Work to complete: Examine the material below. Gather every line in which the string "Thịt" appears.

[Collected data]

····················

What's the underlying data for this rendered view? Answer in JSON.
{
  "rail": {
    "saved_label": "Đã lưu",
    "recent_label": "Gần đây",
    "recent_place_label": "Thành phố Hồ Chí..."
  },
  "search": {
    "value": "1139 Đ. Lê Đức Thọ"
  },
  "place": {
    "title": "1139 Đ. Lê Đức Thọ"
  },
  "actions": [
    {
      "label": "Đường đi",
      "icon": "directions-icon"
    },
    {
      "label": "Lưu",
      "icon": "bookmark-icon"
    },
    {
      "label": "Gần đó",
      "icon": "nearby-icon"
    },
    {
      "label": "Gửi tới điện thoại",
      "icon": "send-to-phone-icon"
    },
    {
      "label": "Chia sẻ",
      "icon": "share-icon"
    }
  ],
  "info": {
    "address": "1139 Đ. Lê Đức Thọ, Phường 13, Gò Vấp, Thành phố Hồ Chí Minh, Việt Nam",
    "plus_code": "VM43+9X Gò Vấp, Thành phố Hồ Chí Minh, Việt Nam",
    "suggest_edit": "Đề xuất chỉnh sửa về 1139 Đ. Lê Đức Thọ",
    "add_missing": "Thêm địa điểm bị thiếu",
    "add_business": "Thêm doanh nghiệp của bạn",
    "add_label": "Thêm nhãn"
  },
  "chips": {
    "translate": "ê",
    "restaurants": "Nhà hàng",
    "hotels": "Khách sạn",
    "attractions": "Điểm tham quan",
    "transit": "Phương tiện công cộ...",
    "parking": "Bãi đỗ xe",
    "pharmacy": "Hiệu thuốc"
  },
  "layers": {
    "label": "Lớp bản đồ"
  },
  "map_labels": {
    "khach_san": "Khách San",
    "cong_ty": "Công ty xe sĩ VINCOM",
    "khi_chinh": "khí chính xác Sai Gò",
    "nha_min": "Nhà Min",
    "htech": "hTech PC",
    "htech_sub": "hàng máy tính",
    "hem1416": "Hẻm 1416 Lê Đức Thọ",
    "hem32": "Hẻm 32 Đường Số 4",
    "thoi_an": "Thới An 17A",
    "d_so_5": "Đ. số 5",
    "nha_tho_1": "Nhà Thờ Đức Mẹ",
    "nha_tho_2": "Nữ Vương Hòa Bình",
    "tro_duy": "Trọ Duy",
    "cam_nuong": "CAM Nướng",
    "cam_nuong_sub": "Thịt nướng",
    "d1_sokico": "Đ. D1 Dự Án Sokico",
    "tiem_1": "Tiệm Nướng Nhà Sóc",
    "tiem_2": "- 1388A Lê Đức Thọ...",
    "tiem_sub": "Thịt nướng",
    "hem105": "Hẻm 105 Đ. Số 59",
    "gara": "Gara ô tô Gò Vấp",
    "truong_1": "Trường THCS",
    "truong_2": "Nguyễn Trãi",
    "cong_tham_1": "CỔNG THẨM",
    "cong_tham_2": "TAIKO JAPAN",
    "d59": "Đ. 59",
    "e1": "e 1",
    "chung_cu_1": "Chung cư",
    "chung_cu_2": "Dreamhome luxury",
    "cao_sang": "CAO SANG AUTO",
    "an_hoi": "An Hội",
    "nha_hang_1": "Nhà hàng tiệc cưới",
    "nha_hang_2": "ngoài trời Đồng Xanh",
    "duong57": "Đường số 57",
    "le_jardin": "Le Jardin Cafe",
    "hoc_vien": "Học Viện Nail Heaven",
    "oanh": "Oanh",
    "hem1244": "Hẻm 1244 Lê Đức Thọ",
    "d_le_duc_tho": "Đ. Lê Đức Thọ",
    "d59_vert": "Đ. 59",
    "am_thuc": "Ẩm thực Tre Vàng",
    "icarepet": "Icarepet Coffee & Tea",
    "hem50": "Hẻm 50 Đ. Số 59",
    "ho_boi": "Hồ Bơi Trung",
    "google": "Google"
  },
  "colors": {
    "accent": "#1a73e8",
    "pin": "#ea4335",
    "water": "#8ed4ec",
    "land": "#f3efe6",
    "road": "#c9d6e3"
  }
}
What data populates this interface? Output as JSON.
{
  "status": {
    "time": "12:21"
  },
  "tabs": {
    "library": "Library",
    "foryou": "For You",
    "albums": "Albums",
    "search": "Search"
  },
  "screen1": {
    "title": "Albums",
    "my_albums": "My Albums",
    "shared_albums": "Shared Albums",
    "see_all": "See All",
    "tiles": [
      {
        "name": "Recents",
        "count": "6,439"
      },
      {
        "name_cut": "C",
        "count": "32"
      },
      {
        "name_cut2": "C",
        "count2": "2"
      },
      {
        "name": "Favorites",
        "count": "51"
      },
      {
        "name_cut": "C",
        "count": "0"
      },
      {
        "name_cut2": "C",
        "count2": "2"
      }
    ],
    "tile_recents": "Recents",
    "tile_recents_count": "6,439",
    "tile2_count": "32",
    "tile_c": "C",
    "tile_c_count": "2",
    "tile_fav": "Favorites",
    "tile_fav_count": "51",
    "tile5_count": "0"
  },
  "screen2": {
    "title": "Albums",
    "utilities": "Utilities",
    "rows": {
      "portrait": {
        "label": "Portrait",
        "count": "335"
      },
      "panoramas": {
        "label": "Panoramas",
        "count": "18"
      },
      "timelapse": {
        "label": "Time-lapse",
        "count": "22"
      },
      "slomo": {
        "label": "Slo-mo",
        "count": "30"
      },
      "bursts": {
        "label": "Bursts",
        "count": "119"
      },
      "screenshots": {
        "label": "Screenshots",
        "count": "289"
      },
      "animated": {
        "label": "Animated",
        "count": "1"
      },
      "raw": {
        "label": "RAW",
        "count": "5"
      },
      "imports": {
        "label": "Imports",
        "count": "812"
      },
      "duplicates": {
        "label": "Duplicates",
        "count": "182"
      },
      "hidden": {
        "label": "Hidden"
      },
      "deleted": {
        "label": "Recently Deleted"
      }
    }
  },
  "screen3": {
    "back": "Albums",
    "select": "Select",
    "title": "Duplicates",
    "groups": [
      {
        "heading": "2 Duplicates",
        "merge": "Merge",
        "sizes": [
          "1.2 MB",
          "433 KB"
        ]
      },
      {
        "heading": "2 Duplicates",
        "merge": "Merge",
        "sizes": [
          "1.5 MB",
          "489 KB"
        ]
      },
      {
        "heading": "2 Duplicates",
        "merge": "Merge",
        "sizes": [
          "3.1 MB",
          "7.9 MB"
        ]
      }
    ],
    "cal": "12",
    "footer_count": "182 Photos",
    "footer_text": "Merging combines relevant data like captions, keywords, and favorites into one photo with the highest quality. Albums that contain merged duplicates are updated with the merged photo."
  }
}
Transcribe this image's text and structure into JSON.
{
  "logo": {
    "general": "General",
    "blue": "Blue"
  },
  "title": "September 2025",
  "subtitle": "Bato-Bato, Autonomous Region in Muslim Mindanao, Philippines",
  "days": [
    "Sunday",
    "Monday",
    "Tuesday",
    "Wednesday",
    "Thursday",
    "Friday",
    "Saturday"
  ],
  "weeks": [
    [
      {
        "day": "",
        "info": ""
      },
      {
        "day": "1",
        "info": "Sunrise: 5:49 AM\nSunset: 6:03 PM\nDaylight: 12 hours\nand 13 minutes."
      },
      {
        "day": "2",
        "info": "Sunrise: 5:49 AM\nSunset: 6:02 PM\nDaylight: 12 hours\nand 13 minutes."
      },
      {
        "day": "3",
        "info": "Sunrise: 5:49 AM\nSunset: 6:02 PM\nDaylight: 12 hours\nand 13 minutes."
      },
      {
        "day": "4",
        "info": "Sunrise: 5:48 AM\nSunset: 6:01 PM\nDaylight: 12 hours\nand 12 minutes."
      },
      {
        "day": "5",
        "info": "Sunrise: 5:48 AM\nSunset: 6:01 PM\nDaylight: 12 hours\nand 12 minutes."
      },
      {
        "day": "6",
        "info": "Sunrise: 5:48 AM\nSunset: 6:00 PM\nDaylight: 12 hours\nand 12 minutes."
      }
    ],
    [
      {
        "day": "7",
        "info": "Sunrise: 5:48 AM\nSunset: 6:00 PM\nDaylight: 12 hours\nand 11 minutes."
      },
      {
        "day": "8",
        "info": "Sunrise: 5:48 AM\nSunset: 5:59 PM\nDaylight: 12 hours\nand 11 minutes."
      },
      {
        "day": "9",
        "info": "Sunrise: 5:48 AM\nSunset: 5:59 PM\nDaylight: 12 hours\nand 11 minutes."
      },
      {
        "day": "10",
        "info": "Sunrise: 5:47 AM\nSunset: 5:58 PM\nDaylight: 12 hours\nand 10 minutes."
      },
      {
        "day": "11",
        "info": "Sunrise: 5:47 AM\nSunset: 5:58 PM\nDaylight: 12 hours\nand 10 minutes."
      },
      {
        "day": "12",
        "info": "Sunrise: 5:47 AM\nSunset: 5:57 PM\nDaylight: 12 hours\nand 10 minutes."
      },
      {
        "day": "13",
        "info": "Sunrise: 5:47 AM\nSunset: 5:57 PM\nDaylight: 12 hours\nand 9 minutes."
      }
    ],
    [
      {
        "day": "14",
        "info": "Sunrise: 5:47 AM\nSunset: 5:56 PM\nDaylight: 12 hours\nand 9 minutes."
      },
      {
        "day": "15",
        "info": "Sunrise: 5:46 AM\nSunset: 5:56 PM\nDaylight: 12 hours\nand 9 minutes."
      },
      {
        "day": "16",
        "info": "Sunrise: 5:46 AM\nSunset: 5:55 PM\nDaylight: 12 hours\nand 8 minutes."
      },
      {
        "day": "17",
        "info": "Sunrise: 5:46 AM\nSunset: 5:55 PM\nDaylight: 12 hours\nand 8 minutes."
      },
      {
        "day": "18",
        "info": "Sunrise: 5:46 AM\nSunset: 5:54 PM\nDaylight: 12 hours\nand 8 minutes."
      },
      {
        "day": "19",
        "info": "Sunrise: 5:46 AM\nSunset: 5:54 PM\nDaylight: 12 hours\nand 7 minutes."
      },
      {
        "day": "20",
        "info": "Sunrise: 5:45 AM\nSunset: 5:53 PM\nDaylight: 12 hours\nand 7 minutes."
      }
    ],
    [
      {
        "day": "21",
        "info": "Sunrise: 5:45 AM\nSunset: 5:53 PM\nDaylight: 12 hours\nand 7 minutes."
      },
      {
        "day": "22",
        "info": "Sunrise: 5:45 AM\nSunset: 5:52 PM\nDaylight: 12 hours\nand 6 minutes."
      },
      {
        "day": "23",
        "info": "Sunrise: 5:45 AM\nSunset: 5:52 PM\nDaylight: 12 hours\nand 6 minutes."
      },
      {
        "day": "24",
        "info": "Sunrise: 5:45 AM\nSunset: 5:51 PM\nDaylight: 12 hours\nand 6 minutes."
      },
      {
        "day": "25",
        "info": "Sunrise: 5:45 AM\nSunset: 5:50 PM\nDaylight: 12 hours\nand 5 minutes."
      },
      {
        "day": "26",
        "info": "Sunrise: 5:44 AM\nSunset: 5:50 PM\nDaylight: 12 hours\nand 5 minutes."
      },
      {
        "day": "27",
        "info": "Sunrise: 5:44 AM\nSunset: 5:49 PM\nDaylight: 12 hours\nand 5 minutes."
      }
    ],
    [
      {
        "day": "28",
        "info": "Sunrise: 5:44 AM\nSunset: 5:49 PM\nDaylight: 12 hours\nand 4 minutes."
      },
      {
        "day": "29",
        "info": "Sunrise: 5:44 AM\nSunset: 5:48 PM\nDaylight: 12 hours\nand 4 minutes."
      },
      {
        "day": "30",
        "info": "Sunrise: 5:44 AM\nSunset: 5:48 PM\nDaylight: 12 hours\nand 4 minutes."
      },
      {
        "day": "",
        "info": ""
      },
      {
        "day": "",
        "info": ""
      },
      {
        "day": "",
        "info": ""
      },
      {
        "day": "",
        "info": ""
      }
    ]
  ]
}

····················

Exercise output:
    "cam_nuong_sub": "Thịt nướng",
    "tiem_sub": "Thịt nướng",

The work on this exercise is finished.